START Information shown

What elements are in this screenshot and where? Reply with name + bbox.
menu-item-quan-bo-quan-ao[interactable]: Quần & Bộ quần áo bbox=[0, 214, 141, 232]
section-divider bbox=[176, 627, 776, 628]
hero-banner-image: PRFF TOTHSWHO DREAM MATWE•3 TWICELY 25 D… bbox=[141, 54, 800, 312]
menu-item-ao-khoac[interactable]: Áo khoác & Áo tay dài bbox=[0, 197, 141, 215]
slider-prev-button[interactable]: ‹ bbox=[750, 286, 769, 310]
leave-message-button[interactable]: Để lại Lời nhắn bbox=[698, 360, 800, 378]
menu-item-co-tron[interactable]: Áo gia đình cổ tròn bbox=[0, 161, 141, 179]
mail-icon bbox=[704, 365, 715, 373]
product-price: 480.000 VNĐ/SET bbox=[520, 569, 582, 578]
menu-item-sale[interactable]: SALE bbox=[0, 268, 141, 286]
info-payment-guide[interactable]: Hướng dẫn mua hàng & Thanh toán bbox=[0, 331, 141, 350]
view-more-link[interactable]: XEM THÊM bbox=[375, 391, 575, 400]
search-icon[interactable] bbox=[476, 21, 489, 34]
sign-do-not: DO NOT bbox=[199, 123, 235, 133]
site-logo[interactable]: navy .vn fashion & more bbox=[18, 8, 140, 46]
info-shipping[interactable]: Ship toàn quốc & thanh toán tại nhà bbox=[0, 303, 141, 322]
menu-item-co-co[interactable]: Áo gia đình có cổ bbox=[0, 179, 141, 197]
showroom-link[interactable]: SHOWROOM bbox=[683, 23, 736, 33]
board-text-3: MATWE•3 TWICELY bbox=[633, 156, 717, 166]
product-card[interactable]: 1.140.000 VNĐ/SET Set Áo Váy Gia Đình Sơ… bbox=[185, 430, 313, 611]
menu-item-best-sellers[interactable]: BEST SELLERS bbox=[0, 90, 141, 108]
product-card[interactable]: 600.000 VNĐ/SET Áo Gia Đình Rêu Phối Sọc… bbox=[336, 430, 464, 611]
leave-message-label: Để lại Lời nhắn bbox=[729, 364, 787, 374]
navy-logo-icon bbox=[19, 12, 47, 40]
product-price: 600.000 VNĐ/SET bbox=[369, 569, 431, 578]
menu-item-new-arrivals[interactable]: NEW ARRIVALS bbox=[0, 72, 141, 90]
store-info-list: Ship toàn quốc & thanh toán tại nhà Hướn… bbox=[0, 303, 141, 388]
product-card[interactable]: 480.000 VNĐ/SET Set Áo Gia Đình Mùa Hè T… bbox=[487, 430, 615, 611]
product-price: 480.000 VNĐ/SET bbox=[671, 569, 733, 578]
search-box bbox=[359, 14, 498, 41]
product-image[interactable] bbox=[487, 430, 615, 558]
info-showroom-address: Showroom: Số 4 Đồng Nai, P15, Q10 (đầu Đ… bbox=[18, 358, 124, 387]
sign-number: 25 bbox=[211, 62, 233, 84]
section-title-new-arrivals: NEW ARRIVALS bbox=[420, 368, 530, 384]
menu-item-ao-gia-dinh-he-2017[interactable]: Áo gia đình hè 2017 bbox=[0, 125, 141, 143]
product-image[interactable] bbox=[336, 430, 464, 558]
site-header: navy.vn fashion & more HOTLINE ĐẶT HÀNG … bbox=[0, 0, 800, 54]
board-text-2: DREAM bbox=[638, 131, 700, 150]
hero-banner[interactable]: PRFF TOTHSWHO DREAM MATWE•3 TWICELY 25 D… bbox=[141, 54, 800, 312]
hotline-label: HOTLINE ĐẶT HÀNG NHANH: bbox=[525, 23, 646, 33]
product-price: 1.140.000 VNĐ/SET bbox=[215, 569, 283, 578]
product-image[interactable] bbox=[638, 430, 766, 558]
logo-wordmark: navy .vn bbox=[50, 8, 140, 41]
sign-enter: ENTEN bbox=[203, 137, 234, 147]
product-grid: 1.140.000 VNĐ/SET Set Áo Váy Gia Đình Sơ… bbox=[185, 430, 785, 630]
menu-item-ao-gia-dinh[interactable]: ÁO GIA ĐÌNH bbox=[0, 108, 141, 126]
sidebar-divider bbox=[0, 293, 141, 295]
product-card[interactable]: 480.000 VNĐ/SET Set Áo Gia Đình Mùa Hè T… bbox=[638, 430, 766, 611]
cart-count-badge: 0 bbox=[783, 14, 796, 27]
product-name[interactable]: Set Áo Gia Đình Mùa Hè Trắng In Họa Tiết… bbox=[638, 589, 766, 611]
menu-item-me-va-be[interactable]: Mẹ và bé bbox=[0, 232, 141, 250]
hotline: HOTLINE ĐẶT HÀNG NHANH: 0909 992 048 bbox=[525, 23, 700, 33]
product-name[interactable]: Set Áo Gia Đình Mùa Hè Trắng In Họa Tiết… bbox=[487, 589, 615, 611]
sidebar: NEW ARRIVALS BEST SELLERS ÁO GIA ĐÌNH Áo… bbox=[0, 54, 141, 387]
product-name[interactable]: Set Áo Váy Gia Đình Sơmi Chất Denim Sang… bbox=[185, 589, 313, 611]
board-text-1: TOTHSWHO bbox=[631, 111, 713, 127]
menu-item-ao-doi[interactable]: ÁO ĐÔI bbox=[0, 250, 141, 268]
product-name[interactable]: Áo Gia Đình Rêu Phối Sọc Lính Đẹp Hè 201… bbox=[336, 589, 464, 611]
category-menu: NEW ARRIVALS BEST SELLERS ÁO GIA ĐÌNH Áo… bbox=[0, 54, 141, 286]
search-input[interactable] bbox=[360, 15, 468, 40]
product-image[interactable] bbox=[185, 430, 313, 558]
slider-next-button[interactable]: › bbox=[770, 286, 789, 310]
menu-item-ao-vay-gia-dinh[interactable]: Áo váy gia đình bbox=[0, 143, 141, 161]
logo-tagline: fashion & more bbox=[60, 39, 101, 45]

END Information shown

Exercise objective: Reproduce every row above word for word, without changing or leaving out anything.

Output of the task:
What elements are in this screenshot and where? Reply with name + bbox.
menu-item-quan-bo-quan-ao[interactable]: Quần & Bộ quần áo bbox=[0, 214, 141, 232]
section-divider bbox=[176, 627, 776, 628]
hero-banner-image: PRFF TOTHSWHO DREAM MATWE•3 TWICELY 25 D… bbox=[141, 54, 800, 312]
menu-item-ao-khoac[interactable]: Áo khoác & Áo tay dài bbox=[0, 197, 141, 215]
slider-prev-button[interactable]: ‹ bbox=[750, 286, 769, 310]
leave-message-button[interactable]: Để lại Lời nhắn bbox=[698, 360, 800, 378]
menu-item-co-tron[interactable]: Áo gia đình cổ tròn bbox=[0, 161, 141, 179]
mail-icon bbox=[704, 365, 715, 373]
product-price: 480.000 VNĐ/SET bbox=[520, 569, 582, 578]
menu-item-sale[interactable]: SALE bbox=[0, 268, 141, 286]
info-payment-guide[interactable]: Hướng dẫn mua hàng & Thanh toán bbox=[0, 331, 141, 350]
view-more-link[interactable]: XEM THÊM bbox=[375, 391, 575, 400]
search-icon[interactable] bbox=[476, 21, 489, 34]
sign-do-not: DO NOT bbox=[199, 123, 235, 133]
site-logo[interactable]: navy .vn fashion & more bbox=[18, 8, 140, 46]
info-shipping[interactable]: Ship toàn quốc & thanh toán tại nhà bbox=[0, 303, 141, 322]
menu-item-co-co[interactable]: Áo gia đình có cổ bbox=[0, 179, 141, 197]
showroom-link[interactable]: SHOWROOM bbox=[683, 23, 736, 33]
board-text-3: MATWE•3 TWICELY bbox=[633, 156, 717, 166]
product-card[interactable]: 1.140.000 VNĐ/SET Set Áo Váy Gia Đình Sơ… bbox=[185, 430, 313, 611]
menu-item-best-sellers[interactable]: BEST SELLERS bbox=[0, 90, 141, 108]
product-card[interactable]: 600.000 VNĐ/SET Áo Gia Đình Rêu Phối Sọc… bbox=[336, 430, 464, 611]
leave-message-label: Để lại Lời nhắn bbox=[729, 364, 787, 374]
navy-logo-icon bbox=[19, 12, 47, 40]
product-price: 600.000 VNĐ/SET bbox=[369, 569, 431, 578]
menu-item-new-arrivals[interactable]: NEW ARRIVALS bbox=[0, 72, 141, 90]
store-info-list: Ship toàn quốc & thanh toán tại nhà Hướn… bbox=[0, 303, 141, 388]
product-card[interactable]: 480.000 VNĐ/SET Set Áo Gia Đình Mùa Hè T… bbox=[487, 430, 615, 611]
product-price: 480.000 VNĐ/SET bbox=[671, 569, 733, 578]
search-box bbox=[359, 14, 498, 41]
product-image[interactable] bbox=[487, 430, 615, 558]
info-showroom-address: Showroom: Số 4 Đồng Nai, P15, Q10 (đầu Đ… bbox=[18, 358, 124, 387]
sign-number: 25 bbox=[211, 62, 233, 84]
section-title-new-arrivals: NEW ARRIVALS bbox=[420, 368, 530, 384]
menu-item-ao-gia-dinh-he-2017[interactable]: Áo gia đình hè 2017 bbox=[0, 125, 141, 143]
product-image[interactable] bbox=[336, 430, 464, 558]
site-header: navy.vn fashion & more HOTLINE ĐẶT HÀNG … bbox=[0, 0, 800, 54]
board-text-2: DREAM bbox=[638, 131, 700, 150]
hero-banner[interactable]: PRFF TOTHSWHO DREAM MATWE•3 TWICELY 25 D… bbox=[141, 54, 800, 312]
hotline-label: HOTLINE ĐẶT HÀNG NHANH: bbox=[525, 23, 646, 33]
product-price: 1.140.000 VNĐ/SET bbox=[215, 569, 283, 578]
product-image[interactable] bbox=[638, 430, 766, 558]
logo-wordmark: navy .vn bbox=[50, 8, 140, 41]
sign-enter: ENTEN bbox=[203, 137, 234, 147]
product-grid: 1.140.000 VNĐ/SET Set Áo Váy Gia Đình Sơ… bbox=[185, 430, 785, 630]
menu-item-ao-gia-dinh[interactable]: ÁO GIA ĐÌNH bbox=[0, 108, 141, 126]
sidebar-divider bbox=[0, 293, 141, 295]
product-card[interactable]: 480.000 VNĐ/SET Set Áo Gia Đình Mùa Hè T… bbox=[638, 430, 766, 611]
cart-count-badge: 0 bbox=[783, 14, 796, 27]
product-name[interactable]: Set Áo Gia Đình Mùa Hè Trắng In Họa Tiết… bbox=[638, 589, 766, 611]
menu-item-me-va-be[interactable]: Mẹ và bé bbox=[0, 232, 141, 250]
hotline: HOTLINE ĐẶT HÀNG NHANH: 0909 992 048 bbox=[525, 23, 700, 33]
product-name[interactable]: Set Áo Gia Đình Mùa Hè Trắng In Họa Tiết… bbox=[487, 589, 615, 611]
sidebar: NEW ARRIVALS BEST SELLERS ÁO GIA ĐÌNH Áo… bbox=[0, 54, 141, 387]
product-name[interactable]: Set Áo Váy Gia Đình Sơmi Chất Denim Sang… bbox=[185, 589, 313, 611]
board-text-1: TOTHSWHO bbox=[631, 111, 713, 127]
menu-item-ao-doi[interactable]: ÁO ĐÔI bbox=[0, 250, 141, 268]
product-name[interactable]: Áo Gia Đình Rêu Phối Sọc Lính Đẹp Hè 201… bbox=[336, 589, 464, 611]
category-menu: NEW ARRIVALS BEST SELLERS ÁO GIA ĐÌNH Áo… bbox=[0, 54, 141, 286]
search-input[interactable] bbox=[360, 15, 468, 40]
product-image[interactable] bbox=[185, 430, 313, 558]
slider-next-button[interactable]: › bbox=[770, 286, 789, 310]
menu-item-ao-vay-gia-dinh[interactable]: Áo váy gia đình bbox=[0, 143, 141, 161]
logo-tagline: fashion & more bbox=[60, 39, 101, 45]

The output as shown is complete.